**Your instructions**
Write out the whole listing, matching it exactly.

[Records from a collection of figures]
+-------+

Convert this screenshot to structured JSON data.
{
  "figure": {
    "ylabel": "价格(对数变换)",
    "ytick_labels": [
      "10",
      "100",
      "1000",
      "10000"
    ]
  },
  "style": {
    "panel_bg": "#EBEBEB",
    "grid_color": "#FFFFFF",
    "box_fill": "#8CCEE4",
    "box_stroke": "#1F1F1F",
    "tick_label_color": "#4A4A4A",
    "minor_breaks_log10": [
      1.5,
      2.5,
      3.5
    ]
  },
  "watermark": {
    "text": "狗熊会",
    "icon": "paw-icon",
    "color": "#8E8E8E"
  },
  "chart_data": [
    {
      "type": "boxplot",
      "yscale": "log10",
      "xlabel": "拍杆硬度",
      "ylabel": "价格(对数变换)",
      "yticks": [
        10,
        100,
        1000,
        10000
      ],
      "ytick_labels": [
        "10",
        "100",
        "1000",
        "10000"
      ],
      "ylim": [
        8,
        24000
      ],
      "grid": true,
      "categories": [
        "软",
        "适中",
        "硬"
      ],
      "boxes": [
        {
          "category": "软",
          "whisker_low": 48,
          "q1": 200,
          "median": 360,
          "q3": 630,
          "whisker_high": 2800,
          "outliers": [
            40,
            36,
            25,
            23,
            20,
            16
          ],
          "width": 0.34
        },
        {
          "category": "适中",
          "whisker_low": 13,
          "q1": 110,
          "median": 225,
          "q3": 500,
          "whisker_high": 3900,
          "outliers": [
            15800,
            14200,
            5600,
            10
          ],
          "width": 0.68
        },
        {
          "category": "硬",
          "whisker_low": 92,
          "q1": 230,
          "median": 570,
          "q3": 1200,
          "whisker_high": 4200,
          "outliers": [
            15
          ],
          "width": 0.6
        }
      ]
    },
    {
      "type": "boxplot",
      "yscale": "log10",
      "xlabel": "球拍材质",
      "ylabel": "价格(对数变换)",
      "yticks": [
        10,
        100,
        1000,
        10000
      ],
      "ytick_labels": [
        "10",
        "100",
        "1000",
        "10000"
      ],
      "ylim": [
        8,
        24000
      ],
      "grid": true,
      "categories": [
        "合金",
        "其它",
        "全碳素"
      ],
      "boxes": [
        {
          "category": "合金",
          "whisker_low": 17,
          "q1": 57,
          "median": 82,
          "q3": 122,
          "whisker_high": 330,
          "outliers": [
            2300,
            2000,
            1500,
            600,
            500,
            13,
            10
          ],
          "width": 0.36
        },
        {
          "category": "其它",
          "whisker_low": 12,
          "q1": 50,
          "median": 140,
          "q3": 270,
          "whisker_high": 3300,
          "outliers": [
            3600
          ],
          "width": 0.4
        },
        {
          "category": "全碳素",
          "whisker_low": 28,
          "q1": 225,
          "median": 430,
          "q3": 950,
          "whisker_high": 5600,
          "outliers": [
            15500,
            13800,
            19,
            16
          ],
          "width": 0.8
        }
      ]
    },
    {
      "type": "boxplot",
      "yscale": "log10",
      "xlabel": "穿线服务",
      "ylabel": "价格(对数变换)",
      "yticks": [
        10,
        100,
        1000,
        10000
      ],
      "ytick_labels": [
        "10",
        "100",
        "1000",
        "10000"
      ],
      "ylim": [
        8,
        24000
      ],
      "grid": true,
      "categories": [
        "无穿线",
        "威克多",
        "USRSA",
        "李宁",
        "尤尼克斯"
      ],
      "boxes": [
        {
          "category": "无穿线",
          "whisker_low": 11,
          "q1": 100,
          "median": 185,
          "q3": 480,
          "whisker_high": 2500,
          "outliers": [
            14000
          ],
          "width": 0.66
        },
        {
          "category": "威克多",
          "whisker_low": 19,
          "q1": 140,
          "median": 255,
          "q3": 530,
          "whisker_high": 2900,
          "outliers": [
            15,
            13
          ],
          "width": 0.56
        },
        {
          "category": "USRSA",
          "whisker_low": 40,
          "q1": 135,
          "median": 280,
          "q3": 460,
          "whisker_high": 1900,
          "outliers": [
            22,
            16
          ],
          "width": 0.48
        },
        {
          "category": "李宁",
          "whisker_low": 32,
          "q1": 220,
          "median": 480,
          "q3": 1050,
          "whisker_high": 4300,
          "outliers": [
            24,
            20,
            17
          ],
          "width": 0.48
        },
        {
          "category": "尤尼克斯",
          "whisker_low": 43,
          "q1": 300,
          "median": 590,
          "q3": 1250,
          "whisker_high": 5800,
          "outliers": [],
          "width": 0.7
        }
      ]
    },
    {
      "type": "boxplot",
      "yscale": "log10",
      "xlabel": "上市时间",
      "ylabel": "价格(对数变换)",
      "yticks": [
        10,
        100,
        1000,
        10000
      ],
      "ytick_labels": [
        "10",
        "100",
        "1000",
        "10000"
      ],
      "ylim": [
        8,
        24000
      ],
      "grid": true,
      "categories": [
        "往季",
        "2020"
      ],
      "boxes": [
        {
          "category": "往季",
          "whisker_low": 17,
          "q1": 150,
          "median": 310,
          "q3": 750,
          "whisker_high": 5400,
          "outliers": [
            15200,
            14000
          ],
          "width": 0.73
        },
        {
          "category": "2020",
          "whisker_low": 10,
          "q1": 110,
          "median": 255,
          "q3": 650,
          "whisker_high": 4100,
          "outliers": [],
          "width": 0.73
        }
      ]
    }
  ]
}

+-------+

**Exercise solution**
Convert this screenshot to structured JSON data.
{
  "figure": {
    "ylabel": "价格(对数变换)",
    "ytick_labels": [
      "10",
      "100",
      "1000",
      "10000"
    ]
  },
  "style": {
    "panel_bg": "#EBEBEB",
    "grid_color": "#FFFFFF",
    "box_fill": "#8CCEE4",
    "box_stroke": "#1F1F1F",
    "tick_label_color": "#4A4A4A",
    "minor_breaks_log10": [
      1.5,
      2.5,
      3.5
    ]
  },
  "watermark": {
    "text": "狗熊会",
    "icon": "paw-icon",
    "color": "#8E8E8E"
  },
  "chart_data": [
    {
      "type": "boxplot",
      "yscale": "log10",
      "xlabel": "拍杆硬度",
      "ylabel": "价格(对数变换)",
      "yticks": [
        10,
        100,
        1000,
        10000
      ],
      "ytick_labels": [
        "10",
        "100",
        "1000",
        "10000"
      ],
      "ylim": [
        8,
        24000
      ],
      "grid": true,
      "categories": [
        "软",
        "适中",
        "硬"
      ],
      "boxes": [
        {
          "category": "软",
          "whisker_low": 48,
          "q1": 200,
          "median": 360,
          "q3": 630,
          "whisker_high": 2800,
          "outliers": [
            40,
            36,
            25,
            23,
            20,
            16
          ],
          "width": 0.34
        },
        {
          "category": "适中",
          "whisker_low": 13,
          "q1": 110,
          "median": 225,
          "q3": 500,
          "whisker_high": 3900,
          "outliers": [
            15800,
            14200,
            5600,
            10
          ],
          "width": 0.68
        },
        {
          "category": "硬",
          "whisker_low": 92,
          "q1": 230,
          "median": 570,
          "q3": 1200,
          "whisker_high": 4200,
          "outliers": [
            15
          ],
          "width": 0.6
        }
      ]
    },
    {
      "type": "boxplot",
      "yscale": "log10",
      "xlabel": "球拍材质",
      "ylabel": "价格(对数变换)",
      "yticks": [
        10,
        100,
        1000,
        10000
      ],
      "ytick_labels": [
        "10",
        "100",
        "1000",
        "10000"
      ],
      "ylim": [
        8,
        24000
      ],
      "grid": true,
      "categories": [
        "合金",
        "其它",
        "全碳素"
      ],
      "boxes": [
        {
          "category": "合金",
          "whisker_low": 17,
          "q1": 57,
          "median": 82,
          "q3": 122,
          "whisker_high": 330,
          "outliers": [
            2300,
            2000,
            1500,
            600,
            500,
            13,
            10
          ],
          "width": 0.36
        },
        {
          "category": "其它",
          "whisker_low": 12,
          "q1": 50,
          "median": 140,
          "q3": 270,
          "whisker_high": 3300,
          "outliers": [
            3600
          ],
          "width": 0.4
        },
        {
          "category": "全碳素",
          "whisker_low": 28,
          "q1": 225,
          "median": 430,
          "q3": 950,
          "whisker_high": 5600,
          "outliers": [
            15500,
            13800,
            19,
            16
          ],
          "width": 0.8
        }
      ]
    },
    {
      "type": "boxplot",
      "yscale": "log10",
      "xlabel": "穿线服务",
      "ylabel": "价格(对数变换)",
      "yticks": [
        10,
        100,
        1000,
        10000
      ],
      "ytick_labels": [
        "10",
        "100",
        "1000",
        "10000"
      ],
      "ylim": [
        8,
        24000
      ],
      "grid": true,
      "categories": [
        "无穿线",
        "威克多",
        "USRSA",
        "李宁",
        "尤尼克斯"
      ],
      "boxes": [
        {
          "category": "无穿线",
          "whisker_low": 11,
          "q1": 100,
          "median": 185,
          "q3": 480,
          "whisker_high": 2500,
          "outliers": [
            14000
          ],
          "width": 0.66
        },
        {
          "category": "威克多",
          "whisker_low": 19,
          "q1": 140,
          "median": 255,
          "q3": 530,
          "whisker_high": 2900,
          "outliers": [
            15,
            13
          ],
          "width": 0.56
        },
        {
          "category": "USRSA",
          "whisker_low": 40,
          "q1": 135,
          "median": 280,
          "q3": 460,
          "whisker_high": 1900,
          "outliers": [
            22,
            16
          ],
          "width": 0.48
        },
        {
          "category": "李宁",
          "whisker_low": 32,
          "q1": 220,
          "median": 480,
          "q3": 1050,
          "whisker_high": 4300,
          "outliers": [
            24,
            20,
            17
          ],
          "width": 0.48
        },
        {
          "category": "尤尼克斯",
          "whisker_low": 43,
          "q1": 300,
          "median": 590,
          "q3": 1250,
          "whisker_high": 5800,
          "outliers": [],
          "width": 0.7
        }
      ]
    },
    {
      "type": "boxplot",
      "yscale": "log10",
      "xlabel": "上市时间",
      "ylabel": "价格(对数变换)",
      "yticks": [
        10,
        100,
        1000,
        10000
      ],
      "ytick_labels": [
        "10",
        "100",
        "1000",
        "10000"
      ],
      "ylim": [
        8,
        24000
      ],
      "grid": true,
      "categories": [
        "往季",
        "2020"
      ],
      "boxes": [
        {
          "category": "往季",
          "whisker_low": 17,
          "q1": 150,
          "median": 310,
          "q3": 750,
          "whisker_high": 5400,
          "outliers": [
            15200,
            14000
          ],
          "width": 0.73
        },
        {
          "category": "2020",
          "whisker_low": 10,
          "q1": 110,
          "median": 255,
          "q3": 650,
          "whisker_high": 4100,
          "outliers": [],
          "width": 0.73
        }
      ]
    }
  ]
}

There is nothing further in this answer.